— start Materials provided —
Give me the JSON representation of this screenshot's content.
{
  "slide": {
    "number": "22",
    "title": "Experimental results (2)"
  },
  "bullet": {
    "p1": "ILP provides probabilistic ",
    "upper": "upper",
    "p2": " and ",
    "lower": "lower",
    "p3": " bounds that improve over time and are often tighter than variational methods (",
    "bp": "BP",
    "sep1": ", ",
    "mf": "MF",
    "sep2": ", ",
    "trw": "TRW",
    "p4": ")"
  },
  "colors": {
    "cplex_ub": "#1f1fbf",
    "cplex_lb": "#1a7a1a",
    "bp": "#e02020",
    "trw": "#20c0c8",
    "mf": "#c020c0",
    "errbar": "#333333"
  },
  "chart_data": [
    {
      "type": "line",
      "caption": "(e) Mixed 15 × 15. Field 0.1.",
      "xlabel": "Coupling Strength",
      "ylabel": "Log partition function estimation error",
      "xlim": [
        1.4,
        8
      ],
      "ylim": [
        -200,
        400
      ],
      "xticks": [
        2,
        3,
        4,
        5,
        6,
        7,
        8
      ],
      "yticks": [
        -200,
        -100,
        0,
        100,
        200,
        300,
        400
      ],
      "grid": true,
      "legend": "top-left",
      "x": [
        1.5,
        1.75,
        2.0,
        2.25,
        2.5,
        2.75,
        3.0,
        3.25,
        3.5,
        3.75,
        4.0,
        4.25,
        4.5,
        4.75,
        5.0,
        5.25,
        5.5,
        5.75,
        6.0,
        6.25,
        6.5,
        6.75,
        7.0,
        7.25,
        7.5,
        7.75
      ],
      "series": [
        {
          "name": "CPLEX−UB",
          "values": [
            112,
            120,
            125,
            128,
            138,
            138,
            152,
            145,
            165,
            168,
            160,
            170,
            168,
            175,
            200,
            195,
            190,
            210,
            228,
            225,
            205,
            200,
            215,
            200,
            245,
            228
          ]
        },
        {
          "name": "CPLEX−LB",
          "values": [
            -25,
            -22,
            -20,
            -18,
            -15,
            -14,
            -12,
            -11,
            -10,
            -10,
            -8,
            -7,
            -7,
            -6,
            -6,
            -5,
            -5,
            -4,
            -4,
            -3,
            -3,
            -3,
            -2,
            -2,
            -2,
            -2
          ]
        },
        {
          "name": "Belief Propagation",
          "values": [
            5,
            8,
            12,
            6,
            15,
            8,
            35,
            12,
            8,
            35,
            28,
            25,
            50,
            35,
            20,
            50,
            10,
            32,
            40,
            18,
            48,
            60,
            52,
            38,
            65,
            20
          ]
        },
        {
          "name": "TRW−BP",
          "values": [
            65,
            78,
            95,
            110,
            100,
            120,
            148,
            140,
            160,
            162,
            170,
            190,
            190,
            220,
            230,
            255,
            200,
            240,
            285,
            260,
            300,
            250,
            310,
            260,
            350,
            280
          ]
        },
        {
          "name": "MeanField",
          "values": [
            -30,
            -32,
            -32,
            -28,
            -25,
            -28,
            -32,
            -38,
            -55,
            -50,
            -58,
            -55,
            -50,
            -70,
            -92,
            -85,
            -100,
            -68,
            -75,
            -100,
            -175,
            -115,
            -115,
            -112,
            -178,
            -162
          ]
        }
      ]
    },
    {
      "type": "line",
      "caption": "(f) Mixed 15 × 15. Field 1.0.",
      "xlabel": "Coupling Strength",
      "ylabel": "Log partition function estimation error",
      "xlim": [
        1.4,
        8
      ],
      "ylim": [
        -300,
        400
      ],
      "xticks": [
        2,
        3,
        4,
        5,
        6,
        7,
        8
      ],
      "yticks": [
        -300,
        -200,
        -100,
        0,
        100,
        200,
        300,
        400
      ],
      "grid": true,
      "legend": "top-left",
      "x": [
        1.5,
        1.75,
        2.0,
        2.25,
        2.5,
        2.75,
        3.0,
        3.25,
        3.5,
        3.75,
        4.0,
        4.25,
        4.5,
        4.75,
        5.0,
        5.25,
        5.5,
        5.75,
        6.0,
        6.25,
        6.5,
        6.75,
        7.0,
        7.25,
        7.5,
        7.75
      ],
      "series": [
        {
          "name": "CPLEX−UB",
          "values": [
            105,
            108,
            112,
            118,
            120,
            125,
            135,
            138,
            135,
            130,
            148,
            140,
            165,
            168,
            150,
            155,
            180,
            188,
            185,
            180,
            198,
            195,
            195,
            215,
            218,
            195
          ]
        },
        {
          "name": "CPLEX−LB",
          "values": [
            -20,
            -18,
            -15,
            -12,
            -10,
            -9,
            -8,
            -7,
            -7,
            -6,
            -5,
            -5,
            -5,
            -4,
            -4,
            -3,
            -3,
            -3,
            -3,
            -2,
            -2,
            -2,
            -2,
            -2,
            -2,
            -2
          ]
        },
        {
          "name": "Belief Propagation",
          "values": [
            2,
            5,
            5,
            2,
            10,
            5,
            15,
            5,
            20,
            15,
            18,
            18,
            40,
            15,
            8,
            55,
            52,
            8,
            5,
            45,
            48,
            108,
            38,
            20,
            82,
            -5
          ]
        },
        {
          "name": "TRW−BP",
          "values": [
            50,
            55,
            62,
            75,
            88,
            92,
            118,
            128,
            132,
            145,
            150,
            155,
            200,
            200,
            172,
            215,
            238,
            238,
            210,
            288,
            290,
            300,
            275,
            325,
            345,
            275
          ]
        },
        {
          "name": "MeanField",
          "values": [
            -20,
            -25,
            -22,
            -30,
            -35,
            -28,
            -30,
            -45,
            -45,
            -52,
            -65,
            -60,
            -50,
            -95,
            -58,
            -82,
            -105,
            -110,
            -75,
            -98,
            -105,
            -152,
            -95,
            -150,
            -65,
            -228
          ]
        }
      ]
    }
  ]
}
— end Materials provided —
Exercise: Repeat the data verbatim.

Answer:
Give me the JSON representation of this screenshot's content.
{
  "slide": {
    "number": "22",
    "title": "Experimental results (2)"
  },
  "bullet": {
    "p1": "ILP provides probabilistic ",
    "upper": "upper",
    "p2": " and ",
    "lower": "lower",
    "p3": " bounds that improve over time and are often tighter than variational methods (",
    "bp": "BP",
    "sep1": ", ",
    "mf": "MF",
    "sep2": ", ",
    "trw": "TRW",
    "p4": ")"
  },
  "colors": {
    "cplex_ub": "#1f1fbf",
    "cplex_lb": "#1a7a1a",
    "bp": "#e02020",
    "trw": "#20c0c8",
    "mf": "#c020c0",
    "errbar": "#333333"
  },
  "chart_data": [
    {
      "type": "line",
      "caption": "(e) Mixed 15 × 15. Field 0.1.",
      "xlabel": "Coupling Strength",
      "ylabel": "Log partition function estimation error",
      "xlim": [
        1.4,
        8
      ],
      "ylim": [
        -200,
        400
      ],
      "xticks": [
        2,
        3,
        4,
        5,
        6,
        7,
        8
      ],
      "yticks": [
        -200,
        -100,
        0,
        100,
        200,
        300,
        400
      ],
      "grid": true,
      "legend": "top-left",
      "x": [
        1.5,
        1.75,
        2.0,
        2.25,
        2.5,
        2.75,
        3.0,
        3.25,
        3.5,
        3.75,
        4.0,
        4.25,
        4.5,
        4.75,
        5.0,
        5.25,
        5.5,
        5.75,
        6.0,
        6.25,
        6.5,
        6.75,
        7.0,
        7.25,
        7.5,
        7.75
      ],
      "series": [
        {
          "name": "CPLEX−UB",
          "values": [
            112,
            120,
            125,
            128,
            138,
            138,
            152,
            145,
            165,
            168,
            160,
            170,
            168,
            175,
            200,
            195,
            190,
            210,
            228,
            225,
            205,
            200,
            215,
            200,
            245,
            228
          ]
        },
        {
          "name": "CPLEX−LB",
          "values": [
            -25,
            -22,
            -20,
            -18,
            -15,
            -14,
            -12,
            -11,
            -10,
            -10,
            -8,
            -7,
            -7,
            -6,
            -6,
            -5,
            -5,
            -4,
            -4,
            -3,
            -3,
            -3,
            -2,
            -2,
            -2,
            -2
          ]
        },
        {
          "name": "Belief Propagation",
          "values": [
            5,
            8,
            12,
            6,
            15,
            8,
            35,
            12,
            8,
            35,
            28,
            25,
            50,
            35,
            20,
            50,
            10,
            32,
            40,
            18,
            48,
            60,
            52,
            38,
            65,
            20
          ]
        },
        {
          "name": "TRW−BP",
          "values": [
            65,
            78,
            95,
            110,
            100,
            120,
            148,
            140,
            160,
            162,
            170,
            190,
            190,
            220,
            230,
            255,
            200,
            240,
            285,
            260,
            300,
            250,
            310,
            260,
            350,
            280
          ]
        },
        {
          "name": "MeanField",
          "values": [
            -30,
            -32,
            -32,
            -28,
            -25,
            -28,
            -32,
            -38,
            -55,
            -50,
            -58,
            -55,
            -50,
            -70,
            -92,
            -85,
            -100,
            -68,
            -75,
            -100,
            -175,
            -115,
            -115,
            -112,
            -178,
            -162
          ]
        }
      ]
    },
    {
      "type": "line",
      "caption": "(f) Mixed 15 × 15. Field 1.0.",
      "xlabel": "Coupling Strength",
      "ylabel": "Log partition function estimation error",
      "xlim": [
        1.4,
        8
      ],
      "ylim": [
        -300,
        400
      ],
      "xticks": [
        2,
        3,
        4,
        5,
        6,
        7,
        8
      ],
      "yticks": [
        -300,
        -200,
        -100,
        0,
        100,
        200,
        300,
        400
      ],
      "grid": true,
      "legend": "top-left",
      "x": [
        1.5,
        1.75,
        2.0,
        2.25,
        2.5,
        2.75,
        3.0,
        3.25,
        3.5,
        3.75,
        4.0,
        4.25,
        4.5,
        4.75,
        5.0,
        5.25,
        5.5,
        5.75,
        6.0,
        6.25,
        6.5,
        6.75,
        7.0,
        7.25,
        7.5,
        7.75
      ],
      "series": [
        {
          "name": "CPLEX−UB",
          "values": [
            105,
            108,
            112,
            118,
            120,
            125,
            135,
            138,
            135,
            130,
            148,
            140,
            165,
            168,
            150,
            155,
            180,
            188,
            185,
            180,
            198,
            195,
            195,
            215,
            218,
            195
          ]
        },
        {
          "name": "CPLEX−LB",
          "values": [
            -20,
            -18,
            -15,
            -12,
            -10,
            -9,
            -8,
            -7,
            -7,
            -6,
            -5,
            -5,
            -5,
            -4,
            -4,
            -3,
            -3,
            -3,
            -3,
            -2,
            -2,
            -2,
            -2,
            -2,
            -2,
            -2
          ]
        },
        {
          "name": "Belief Propagation",
          "values": [
            2,
            5,
            5,
            2,
            10,
            5,
            15,
            5,
            20,
            15,
            18,
            18,
            40,
            15,
            8,
            55,
            52,
            8,
            5,
            45,
            48,
            108,
            38,
            20,
            82,
            -5
          ]
        },
        {
          "name": "TRW−BP",
          "values": [
            50,
            55,
            62,
            75,
            88,
            92,
            118,
            128,
            132,
            145,
            150,
            155,
            200,
            200,
            172,
            215,
            238,
            238,
            210,
            288,
            290,
            300,
            275,
            325,
            345,
            275
          ]
        },
        {
          "name": "MeanField",
          "values": [
            -20,
            -25,
            -22,
            -30,
            -35,
            -28,
            -30,
            -45,
            -45,
            -52,
            -65,
            -60,
            -50,
            -95,
            -58,
            -82,
            -105,
            -110,
            -75,
            -98,
            -105,
            -152,
            -95,
            -150,
            -65,
            -228
          ]
        }
      ]
    }
  ]
}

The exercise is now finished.